Exercise requirements: Repeat the listing below in full, exactly as it stands.

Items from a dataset
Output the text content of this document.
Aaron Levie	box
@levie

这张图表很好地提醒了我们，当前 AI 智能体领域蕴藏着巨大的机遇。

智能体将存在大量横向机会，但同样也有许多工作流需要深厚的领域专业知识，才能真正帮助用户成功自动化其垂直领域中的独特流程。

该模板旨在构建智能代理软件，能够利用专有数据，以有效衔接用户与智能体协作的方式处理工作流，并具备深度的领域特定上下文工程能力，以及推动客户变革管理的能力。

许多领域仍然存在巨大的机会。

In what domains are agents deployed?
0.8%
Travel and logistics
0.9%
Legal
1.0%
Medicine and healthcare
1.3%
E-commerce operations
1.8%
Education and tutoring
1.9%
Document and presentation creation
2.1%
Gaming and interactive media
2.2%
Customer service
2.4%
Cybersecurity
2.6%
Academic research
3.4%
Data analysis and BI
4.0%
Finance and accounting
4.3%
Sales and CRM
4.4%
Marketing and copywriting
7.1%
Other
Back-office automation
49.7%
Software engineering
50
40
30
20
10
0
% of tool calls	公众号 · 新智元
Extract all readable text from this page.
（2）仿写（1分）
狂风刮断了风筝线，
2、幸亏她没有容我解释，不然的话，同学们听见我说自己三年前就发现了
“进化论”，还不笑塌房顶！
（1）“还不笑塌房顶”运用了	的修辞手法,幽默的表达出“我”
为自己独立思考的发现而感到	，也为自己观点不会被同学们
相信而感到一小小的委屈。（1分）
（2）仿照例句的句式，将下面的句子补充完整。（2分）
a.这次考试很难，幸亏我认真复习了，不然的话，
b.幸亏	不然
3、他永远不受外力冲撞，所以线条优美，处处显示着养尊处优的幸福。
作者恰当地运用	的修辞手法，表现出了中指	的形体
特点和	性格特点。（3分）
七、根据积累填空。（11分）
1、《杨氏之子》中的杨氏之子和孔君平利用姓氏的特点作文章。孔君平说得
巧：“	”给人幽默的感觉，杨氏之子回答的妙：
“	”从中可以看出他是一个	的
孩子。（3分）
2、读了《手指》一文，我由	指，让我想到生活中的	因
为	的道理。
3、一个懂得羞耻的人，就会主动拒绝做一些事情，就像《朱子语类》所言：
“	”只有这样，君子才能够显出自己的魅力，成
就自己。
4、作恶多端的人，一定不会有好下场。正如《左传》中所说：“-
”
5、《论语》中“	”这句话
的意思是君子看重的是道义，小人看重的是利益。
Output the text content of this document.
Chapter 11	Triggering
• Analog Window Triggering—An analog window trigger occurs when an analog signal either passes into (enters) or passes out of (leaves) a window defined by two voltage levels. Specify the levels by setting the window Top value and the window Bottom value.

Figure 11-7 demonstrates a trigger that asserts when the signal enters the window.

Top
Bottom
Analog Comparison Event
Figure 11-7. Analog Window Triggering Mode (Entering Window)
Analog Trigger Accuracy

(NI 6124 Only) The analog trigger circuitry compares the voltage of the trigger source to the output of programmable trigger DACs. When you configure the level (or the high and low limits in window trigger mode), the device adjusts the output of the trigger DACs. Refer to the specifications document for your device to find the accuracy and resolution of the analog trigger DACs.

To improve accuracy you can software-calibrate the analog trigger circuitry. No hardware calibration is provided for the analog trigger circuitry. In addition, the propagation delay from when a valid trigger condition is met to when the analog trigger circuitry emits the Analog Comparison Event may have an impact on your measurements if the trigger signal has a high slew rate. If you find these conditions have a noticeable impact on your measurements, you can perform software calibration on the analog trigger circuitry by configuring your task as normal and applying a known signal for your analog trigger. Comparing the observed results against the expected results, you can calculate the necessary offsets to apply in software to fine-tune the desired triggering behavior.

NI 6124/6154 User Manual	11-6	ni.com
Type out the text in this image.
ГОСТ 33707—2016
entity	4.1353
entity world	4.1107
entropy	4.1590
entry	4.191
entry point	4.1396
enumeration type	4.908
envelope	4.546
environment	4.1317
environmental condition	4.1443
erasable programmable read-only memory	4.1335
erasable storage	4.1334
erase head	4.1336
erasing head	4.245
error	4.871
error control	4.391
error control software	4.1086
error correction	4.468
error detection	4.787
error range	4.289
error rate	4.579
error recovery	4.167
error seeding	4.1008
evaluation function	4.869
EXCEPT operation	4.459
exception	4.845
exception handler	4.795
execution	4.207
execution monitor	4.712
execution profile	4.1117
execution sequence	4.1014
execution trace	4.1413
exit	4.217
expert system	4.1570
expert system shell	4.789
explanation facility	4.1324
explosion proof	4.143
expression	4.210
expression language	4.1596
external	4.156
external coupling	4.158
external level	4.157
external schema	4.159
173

Task output:
Output the text content of this document.
Aaron Levie	box
@levie

这张图表很好地提醒了我们，当前 AI 智能体领域蕴藏着巨大的机遇。

智能体将存在大量横向机会，但同样也有许多工作流需要深厚的领域专业知识，才能真正帮助用户成功自动化其垂直领域中的独特流程。

该模板旨在构建智能代理软件，能够利用专有数据，以有效衔接用户与智能体协作的方式处理工作流，并具备深度的领域特定上下文工程能力，以及推动客户变革管理的能力。

许多领域仍然存在巨大的机会。

In what domains are agents deployed?
0.8%
Travel and logistics
0.9%
Legal
1.0%
Medicine and healthcare
1.3%
E-commerce operations
1.8%
Education and tutoring
1.9%
Document and presentation creation
2.1%
Gaming and interactive media
2.2%
Customer service
2.4%
Cybersecurity
2.6%
Academic research
3.4%
Data analysis and BI
4.0%
Finance and accounting
4.3%
Sales and CRM
4.4%
Marketing and copywriting
7.1%
Other
Back-office automation
49.7%
Software engineering
50
40
30
20
10
0
% of tool calls	公众号 · 新智元
Extract all readable text from this page.
（2）仿写（1分）
狂风刮断了风筝线，
2、幸亏她没有容我解释，不然的话，同学们听见我说自己三年前就发现了
“进化论”，还不笑塌房顶！
（1）“还不笑塌房顶”运用了	的修辞手法,幽默的表达出“我”
为自己独立思考的发现而感到	，也为自己观点不会被同学们
相信而感到一小小的委屈。（1分）
（2）仿照例句的句式，将下面的句子补充完整。（2分）
a.这次考试很难，幸亏我认真复习了，不然的话，
b.幸亏	不然
3、他永远不受外力冲撞，所以线条优美，处处显示着养尊处优的幸福。
作者恰当地运用	的修辞手法，表现出了中指	的形体
特点和	性格特点。（3分）
七、根据积累填空。（11分）
1、《杨氏之子》中的杨氏之子和孔君平利用姓氏的特点作文章。孔君平说得
巧：“	”给人幽默的感觉，杨氏之子回答的妙：
“	”从中可以看出他是一个	的
孩子。（3分）
2、读了《手指》一文，我由	指，让我想到生活中的	因
为	的道理。
3、一个懂得羞耻的人，就会主动拒绝做一些事情，就像《朱子语类》所言：
“	”只有这样，君子才能够显出自己的魅力，成
就自己。
4、作恶多端的人，一定不会有好下场。正如《左传》中所说：“-
”
5、《论语》中“	”这句话
的意思是君子看重的是道义，小人看重的是利益。
Output the text content of this document.
Chapter 11	Triggering
• Analog Window Triggering—An analog window trigger occurs when an analog signal either passes into (enters) or passes out of (leaves) a window defined by two voltage levels. Specify the levels by setting the window Top value and the window Bottom value.

Figure 11-7 demonstrates a trigger that asserts when the signal enters the window.

Top
Bottom
Analog Comparison Event
Figure 11-7. Analog Window Triggering Mode (Entering Window)
Analog Trigger Accuracy

(NI 6124 Only) The analog trigger circuitry compares the voltage of the trigger source to the output of programmable trigger DACs. When you configure the level (or the high and low limits in window trigger mode), the device adjusts the output of the trigger DACs. Refer to the specifications document for your device to find the accuracy and resolution of the analog trigger DACs.

To improve accuracy you can software-calibrate the analog trigger circuitry. No hardware calibration is provided for the analog trigger circuitry. In addition, the propagation delay from when a valid trigger condition is met to when the analog trigger circuitry emits the Analog Comparison Event may have an impact on your measurements if the trigger signal has a high slew rate. If you find these conditions have a noticeable impact on your measurements, you can perform software calibration on the analog trigger circuitry by configuring your task as normal and applying a known signal for your analog trigger. Comparing the observed results against the expected results, you can calculate the necessary offsets to apply in software to fine-tune the desired triggering behavior.

NI 6124/6154 User Manual	11-6	ni.com
Type out the text in this image.
ГОСТ 33707—2016
entity	4.1353
entity world	4.1107
entropy	4.1590
entry	4.191
entry point	4.1396
enumeration type	4.908
envelope	4.546
environment	4.1317
environmental condition	4.1443
erasable programmable read-only memory	4.1335
erasable storage	4.1334
erase head	4.1336
erasing head	4.245
error	4.871
error control	4.391
error control software	4.1086
error correction	4.468
error detection	4.787
error range	4.289
error rate	4.579
error recovery	4.167
error seeding	4.1008
evaluation function	4.869
EXCEPT operation	4.459
exception	4.845
exception handler	4.795
execution	4.207
execution monitor	4.712
execution profile	4.1117
execution sequence	4.1014
execution trace	4.1413
exit	4.217
expert system	4.1570
expert system shell	4.789
explanation facility	4.1324
explosion proof	4.143
expression	4.210
expression language	4.1596
external	4.156
external coupling	4.158
external level	4.157
external schema	4.159
173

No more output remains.